What you are asked to do: Restate the whole listing word for word. Pictures are left out.

Start Data supplied

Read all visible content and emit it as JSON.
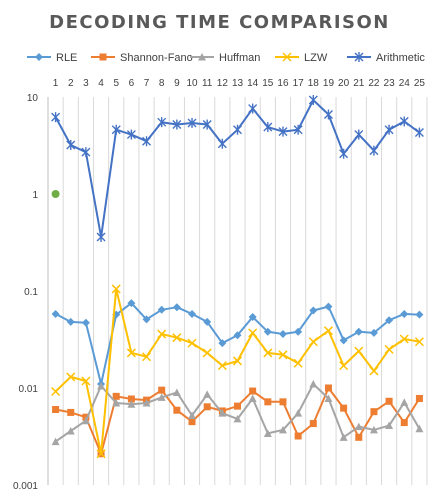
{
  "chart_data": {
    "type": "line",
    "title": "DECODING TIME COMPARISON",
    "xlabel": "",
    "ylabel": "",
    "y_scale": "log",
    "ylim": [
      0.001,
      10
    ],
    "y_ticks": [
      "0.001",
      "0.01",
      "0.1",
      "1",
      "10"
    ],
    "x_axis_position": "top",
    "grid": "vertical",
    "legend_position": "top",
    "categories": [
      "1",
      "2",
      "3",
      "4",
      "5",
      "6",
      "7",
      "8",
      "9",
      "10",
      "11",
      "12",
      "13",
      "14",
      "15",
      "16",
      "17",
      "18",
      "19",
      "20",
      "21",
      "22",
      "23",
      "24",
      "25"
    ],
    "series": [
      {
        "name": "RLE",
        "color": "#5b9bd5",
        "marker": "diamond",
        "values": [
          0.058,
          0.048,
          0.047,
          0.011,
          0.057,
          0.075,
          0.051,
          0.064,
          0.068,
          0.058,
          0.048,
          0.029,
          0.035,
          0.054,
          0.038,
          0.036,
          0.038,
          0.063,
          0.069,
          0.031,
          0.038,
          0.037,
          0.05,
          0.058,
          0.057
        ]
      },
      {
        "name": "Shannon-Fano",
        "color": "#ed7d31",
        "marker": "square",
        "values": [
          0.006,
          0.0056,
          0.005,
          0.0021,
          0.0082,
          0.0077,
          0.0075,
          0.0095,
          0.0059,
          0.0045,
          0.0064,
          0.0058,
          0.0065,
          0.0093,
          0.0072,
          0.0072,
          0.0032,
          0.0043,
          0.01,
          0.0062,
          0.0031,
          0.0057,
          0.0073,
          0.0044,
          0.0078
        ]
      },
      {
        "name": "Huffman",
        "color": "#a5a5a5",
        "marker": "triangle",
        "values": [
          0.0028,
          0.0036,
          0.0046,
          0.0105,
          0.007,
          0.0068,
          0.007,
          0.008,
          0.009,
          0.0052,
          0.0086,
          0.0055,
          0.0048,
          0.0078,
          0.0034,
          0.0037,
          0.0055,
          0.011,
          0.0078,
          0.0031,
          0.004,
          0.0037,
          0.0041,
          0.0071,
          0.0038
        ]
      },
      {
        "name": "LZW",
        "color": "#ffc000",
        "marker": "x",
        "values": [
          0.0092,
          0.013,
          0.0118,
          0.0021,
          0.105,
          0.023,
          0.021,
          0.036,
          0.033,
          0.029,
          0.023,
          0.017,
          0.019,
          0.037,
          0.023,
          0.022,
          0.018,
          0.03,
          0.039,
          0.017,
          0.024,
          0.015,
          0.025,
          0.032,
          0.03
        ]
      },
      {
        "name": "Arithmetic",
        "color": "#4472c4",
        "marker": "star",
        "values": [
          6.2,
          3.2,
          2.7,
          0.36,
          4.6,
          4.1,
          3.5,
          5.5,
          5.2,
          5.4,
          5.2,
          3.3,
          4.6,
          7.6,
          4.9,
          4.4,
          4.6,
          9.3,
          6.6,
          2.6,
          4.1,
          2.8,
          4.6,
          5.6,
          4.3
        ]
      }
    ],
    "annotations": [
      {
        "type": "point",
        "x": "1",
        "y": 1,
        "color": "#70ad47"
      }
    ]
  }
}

End Data supplied

The output:
Read all visible content and emit it as JSON.
{
  "chart_data": {
    "type": "line",
    "title": "DECODING TIME COMPARISON",
    "xlabel": "",
    "ylabel": "",
    "y_scale": "log",
    "ylim": [
      0.001,
      10
    ],
    "y_ticks": [
      "0.001",
      "0.01",
      "0.1",
      "1",
      "10"
    ],
    "x_axis_position": "top",
    "grid": "vertical",
    "legend_position": "top",
    "categories": [
      "1",
      "2",
      "3",
      "4",
      "5",
      "6",
      "7",
      "8",
      "9",
      "10",
      "11",
      "12",
      "13",
      "14",
      "15",
      "16",
      "17",
      "18",
      "19",
      "20",
      "21",
      "22",
      "23",
      "24",
      "25"
    ],
    "series": [
      {
        "name": "RLE",
        "color": "#5b9bd5",
        "marker": "diamond",
        "values": [
          0.058,
          0.048,
          0.047,
          0.011,
          0.057,
          0.075,
          0.051,
          0.064,
          0.068,
          0.058,
          0.048,
          0.029,
          0.035,
          0.054,
          0.038,
          0.036,
          0.038,
          0.063,
          0.069,
          0.031,
          0.038,
          0.037,
          0.05,
          0.058,
          0.057
        ]
      },
      {
        "name": "Shannon-Fano",
        "color": "#ed7d31",
        "marker": "square",
        "values": [
          0.006,
          0.0056,
          0.005,
          0.0021,
          0.0082,
          0.0077,
          0.0075,
          0.0095,
          0.0059,
          0.0045,
          0.0064,
          0.0058,
          0.0065,
          0.0093,
          0.0072,
          0.0072,
          0.0032,
          0.0043,
          0.01,
          0.0062,
          0.0031,
          0.0057,
          0.0073,
          0.0044,
          0.0078
        ]
      },
      {
        "name": "Huffman",
        "color": "#a5a5a5",
        "marker": "triangle",
        "values": [
          0.0028,
          0.0036,
          0.0046,
          0.0105,
          0.007,
          0.0068,
          0.007,
          0.008,
          0.009,
          0.0052,
          0.0086,
          0.0055,
          0.0048,
          0.0078,
          0.0034,
          0.0037,
          0.0055,
          0.011,
          0.0078,
          0.0031,
          0.004,
          0.0037,
          0.0041,
          0.0071,
          0.0038
        ]
      },
      {
        "name": "LZW",
        "color": "#ffc000",
        "marker": "x",
        "values": [
          0.0092,
          0.013,
          0.0118,
          0.0021,
          0.105,
          0.023,
          0.021,
          0.036,
          0.033,
          0.029,
          0.023,
          0.017,
          0.019,
          0.037,
          0.023,
          0.022,
          0.018,
          0.03,
          0.039,
          0.017,
          0.024,
          0.015,
          0.025,
          0.032,
          0.03
        ]
      },
      {
        "name": "Arithmetic",
        "color": "#4472c4",
        "marker": "star",
        "values": [
          6.2,
          3.2,
          2.7,
          0.36,
          4.6,
          4.1,
          3.5,
          5.5,
          5.2,
          5.4,
          5.2,
          3.3,
          4.6,
          7.6,
          4.9,
          4.4,
          4.6,
          9.3,
          6.6,
          2.6,
          4.1,
          2.8,
          4.6,
          5.6,
          4.3
        ]
      }
    ],
    "annotations": [
      {
        "type": "point",
        "x": "1",
        "y": 1,
        "color": "#70ad47"
      }
    ]
  }
}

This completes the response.